_Exercise directions_
Repeat every line below exactly, word for word.

_Source data_
§

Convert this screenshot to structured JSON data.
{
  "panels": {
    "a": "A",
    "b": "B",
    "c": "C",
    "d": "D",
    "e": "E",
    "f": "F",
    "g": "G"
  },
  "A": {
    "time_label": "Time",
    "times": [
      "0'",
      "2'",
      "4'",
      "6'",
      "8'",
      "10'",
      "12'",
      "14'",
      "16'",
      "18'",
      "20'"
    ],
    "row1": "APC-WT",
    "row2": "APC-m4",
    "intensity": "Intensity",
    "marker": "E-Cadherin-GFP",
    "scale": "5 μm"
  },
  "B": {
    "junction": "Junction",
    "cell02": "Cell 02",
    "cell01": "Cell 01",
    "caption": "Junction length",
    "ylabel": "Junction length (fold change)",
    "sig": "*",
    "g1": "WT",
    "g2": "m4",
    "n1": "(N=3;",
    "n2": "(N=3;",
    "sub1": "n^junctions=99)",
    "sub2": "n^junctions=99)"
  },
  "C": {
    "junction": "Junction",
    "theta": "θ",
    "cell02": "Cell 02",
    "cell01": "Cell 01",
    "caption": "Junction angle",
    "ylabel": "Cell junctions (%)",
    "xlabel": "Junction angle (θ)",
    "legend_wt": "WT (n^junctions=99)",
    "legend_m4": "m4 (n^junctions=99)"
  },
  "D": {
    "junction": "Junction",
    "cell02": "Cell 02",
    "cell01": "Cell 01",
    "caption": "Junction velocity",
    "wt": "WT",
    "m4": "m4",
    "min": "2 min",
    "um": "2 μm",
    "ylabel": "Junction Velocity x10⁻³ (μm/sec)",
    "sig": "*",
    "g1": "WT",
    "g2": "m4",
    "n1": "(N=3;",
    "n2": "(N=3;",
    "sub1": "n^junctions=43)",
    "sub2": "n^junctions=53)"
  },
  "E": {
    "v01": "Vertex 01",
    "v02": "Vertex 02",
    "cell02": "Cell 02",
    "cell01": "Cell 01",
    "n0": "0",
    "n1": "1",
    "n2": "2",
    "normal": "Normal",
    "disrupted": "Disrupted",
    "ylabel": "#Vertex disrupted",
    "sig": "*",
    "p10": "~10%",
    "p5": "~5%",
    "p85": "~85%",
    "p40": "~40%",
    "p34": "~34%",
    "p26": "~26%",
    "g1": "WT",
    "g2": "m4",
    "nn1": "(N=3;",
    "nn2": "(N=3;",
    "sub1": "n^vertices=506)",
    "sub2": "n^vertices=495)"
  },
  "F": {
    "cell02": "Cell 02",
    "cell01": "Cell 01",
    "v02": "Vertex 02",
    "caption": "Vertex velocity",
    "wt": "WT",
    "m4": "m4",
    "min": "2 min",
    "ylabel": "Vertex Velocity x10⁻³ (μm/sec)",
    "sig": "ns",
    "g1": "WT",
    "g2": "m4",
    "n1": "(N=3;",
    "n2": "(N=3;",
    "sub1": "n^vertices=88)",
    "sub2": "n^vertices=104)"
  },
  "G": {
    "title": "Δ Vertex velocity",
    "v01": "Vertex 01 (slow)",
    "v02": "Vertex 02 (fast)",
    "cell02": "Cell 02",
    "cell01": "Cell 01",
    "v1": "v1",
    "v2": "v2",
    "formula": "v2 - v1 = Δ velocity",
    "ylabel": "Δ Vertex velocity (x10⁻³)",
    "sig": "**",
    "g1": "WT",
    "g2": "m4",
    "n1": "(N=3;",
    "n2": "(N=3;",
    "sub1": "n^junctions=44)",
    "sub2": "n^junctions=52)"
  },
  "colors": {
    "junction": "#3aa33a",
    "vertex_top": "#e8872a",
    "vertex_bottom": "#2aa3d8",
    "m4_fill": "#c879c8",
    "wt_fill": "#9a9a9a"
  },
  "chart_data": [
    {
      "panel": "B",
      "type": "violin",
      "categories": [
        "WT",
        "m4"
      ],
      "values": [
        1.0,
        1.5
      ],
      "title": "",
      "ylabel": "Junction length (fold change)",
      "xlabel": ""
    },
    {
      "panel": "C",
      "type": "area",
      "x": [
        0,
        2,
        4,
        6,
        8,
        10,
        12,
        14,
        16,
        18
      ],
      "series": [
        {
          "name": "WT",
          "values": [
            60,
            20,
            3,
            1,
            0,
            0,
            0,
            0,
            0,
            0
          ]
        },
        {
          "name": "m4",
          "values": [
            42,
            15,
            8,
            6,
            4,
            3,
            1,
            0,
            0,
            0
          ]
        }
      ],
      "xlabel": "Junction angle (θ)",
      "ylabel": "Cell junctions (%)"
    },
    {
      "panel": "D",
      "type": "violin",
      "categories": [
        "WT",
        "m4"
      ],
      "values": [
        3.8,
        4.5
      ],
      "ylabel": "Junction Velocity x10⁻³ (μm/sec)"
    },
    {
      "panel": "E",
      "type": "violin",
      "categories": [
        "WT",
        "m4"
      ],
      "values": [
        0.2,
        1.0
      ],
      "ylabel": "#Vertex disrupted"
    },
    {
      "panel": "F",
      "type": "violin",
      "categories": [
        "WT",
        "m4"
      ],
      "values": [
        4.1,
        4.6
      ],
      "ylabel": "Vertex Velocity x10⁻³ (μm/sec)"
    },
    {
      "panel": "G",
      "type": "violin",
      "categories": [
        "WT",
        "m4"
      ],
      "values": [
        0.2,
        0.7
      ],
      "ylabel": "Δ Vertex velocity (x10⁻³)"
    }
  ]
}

§

_Solved exercise_
Convert this screenshot to structured JSON data.
{
  "panels": {
    "a": "A",
    "b": "B",
    "c": "C",
    "d": "D",
    "e": "E",
    "f": "F",
    "g": "G"
  },
  "A": {
    "time_label": "Time",
    "times": [
      "0'",
      "2'",
      "4'",
      "6'",
      "8'",
      "10'",
      "12'",
      "14'",
      "16'",
      "18'",
      "20'"
    ],
    "row1": "APC-WT",
    "row2": "APC-m4",
    "intensity": "Intensity",
    "marker": "E-Cadherin-GFP",
    "scale": "5 μm"
  },
  "B": {
    "junction": "Junction",
    "cell02": "Cell 02",
    "cell01": "Cell 01",
    "caption": "Junction length",
    "ylabel": "Junction length (fold change)",
    "sig": "*",
    "g1": "WT",
    "g2": "m4",
    "n1": "(N=3;",
    "n2": "(N=3;",
    "sub1": "n^junctions=99)",
    "sub2": "n^junctions=99)"
  },
  "C": {
    "junction": "Junction",
    "theta": "θ",
    "cell02": "Cell 02",
    "cell01": "Cell 01",
    "caption": "Junction angle",
    "ylabel": "Cell junctions (%)",
    "xlabel": "Junction angle (θ)",
    "legend_wt": "WT (n^junctions=99)",
    "legend_m4": "m4 (n^junctions=99)"
  },
  "D": {
    "junction": "Junction",
    "cell02": "Cell 02",
    "cell01": "Cell 01",
    "caption": "Junction velocity",
    "wt": "WT",
    "m4": "m4",
    "min": "2 min",
    "um": "2 μm",
    "ylabel": "Junction Velocity x10⁻³ (μm/sec)",
    "sig": "*",
    "g1": "WT",
    "g2": "m4",
    "n1": "(N=3;",
    "n2": "(N=3;",
    "sub1": "n^junctions=43)",
    "sub2": "n^junctions=53)"
  },
  "E": {
    "v01": "Vertex 01",
    "v02": "Vertex 02",
    "cell02": "Cell 02",
    "cell01": "Cell 01",
    "n0": "0",
    "n1": "1",
    "n2": "2",
    "normal": "Normal",
    "disrupted": "Disrupted",
    "ylabel": "#Vertex disrupted",
    "sig": "*",
    "p10": "~10%",
    "p5": "~5%",
    "p85": "~85%",
    "p40": "~40%",
    "p34": "~34%",
    "p26": "~26%",
    "g1": "WT",
    "g2": "m4",
    "nn1": "(N=3;",
    "nn2": "(N=3;",
    "sub1": "n^vertices=506)",
    "sub2": "n^vertices=495)"
  },
  "F": {
    "cell02": "Cell 02",
    "cell01": "Cell 01",
    "v02": "Vertex 02",
    "caption": "Vertex velocity",
    "wt": "WT",
    "m4": "m4",
    "min": "2 min",
    "ylabel": "Vertex Velocity x10⁻³ (μm/sec)",
    "sig": "ns",
    "g1": "WT",
    "g2": "m4",
    "n1": "(N=3;",
    "n2": "(N=3;",
    "sub1": "n^vertices=88)",
    "sub2": "n^vertices=104)"
  },
  "G": {
    "title": "Δ Vertex velocity",
    "v01": "Vertex 01 (slow)",
    "v02": "Vertex 02 (fast)",
    "cell02": "Cell 02",
    "cell01": "Cell 01",
    "v1": "v1",
    "v2": "v2",
    "formula": "v2 - v1 = Δ velocity",
    "ylabel": "Δ Vertex velocity (x10⁻³)",
    "sig": "**",
    "g1": "WT",
    "g2": "m4",
    "n1": "(N=3;",
    "n2": "(N=3;",
    "sub1": "n^junctions=44)",
    "sub2": "n^junctions=52)"
  },
  "colors": {
    "junction": "#3aa33a",
    "vertex_top": "#e8872a",
    "vertex_bottom": "#2aa3d8",
    "m4_fill": "#c879c8",
    "wt_fill": "#9a9a9a"
  },
  "chart_data": [
    {
      "panel": "B",
      "type": "violin",
      "categories": [
        "WT",
        "m4"
      ],
      "values": [
        1.0,
        1.5
      ],
      "title": "",
      "ylabel": "Junction length (fold change)",
      "xlabel": ""
    },
    {
      "panel": "C",
      "type": "area",
      "x": [
        0,
        2,
        4,
        6,
        8,
        10,
        12,
        14,
        16,
        18
      ],
      "series": [
        {
          "name": "WT",
          "values": [
            60,
            20,
            3,
            1,
            0,
            0,
            0,
            0,
            0,
            0
          ]
        },
        {
          "name": "m4",
          "values": [
            42,
            15,
            8,
            6,
            4,
            3,
            1,
            0,
            0,
            0
          ]
        }
      ],
      "xlabel": "Junction angle (θ)",
      "ylabel": "Cell junctions (%)"
    },
    {
      "panel": "D",
      "type": "violin",
      "categories": [
        "WT",
        "m4"
      ],
      "values": [
        3.8,
        4.5
      ],
      "ylabel": "Junction Velocity x10⁻³ (μm/sec)"
    },
    {
      "panel": "E",
      "type": "violin",
      "categories": [
        "WT",
        "m4"
      ],
      "values": [
        0.2,
        1.0
      ],
      "ylabel": "#Vertex disrupted"
    },
    {
      "panel": "F",
      "type": "violin",
      "categories": [
        "WT",
        "m4"
      ],
      "values": [
        4.1,
        4.6
      ],
      "ylabel": "Vertex Velocity x10⁻³ (μm/sec)"
    },
    {
      "panel": "G",
      "type": "violin",
      "categories": [
        "WT",
        "m4"
      ],
      "values": [
        0.2,
        0.7
      ],
      "ylabel": "Δ Vertex velocity (x10⁻³)"
    }
  ]
}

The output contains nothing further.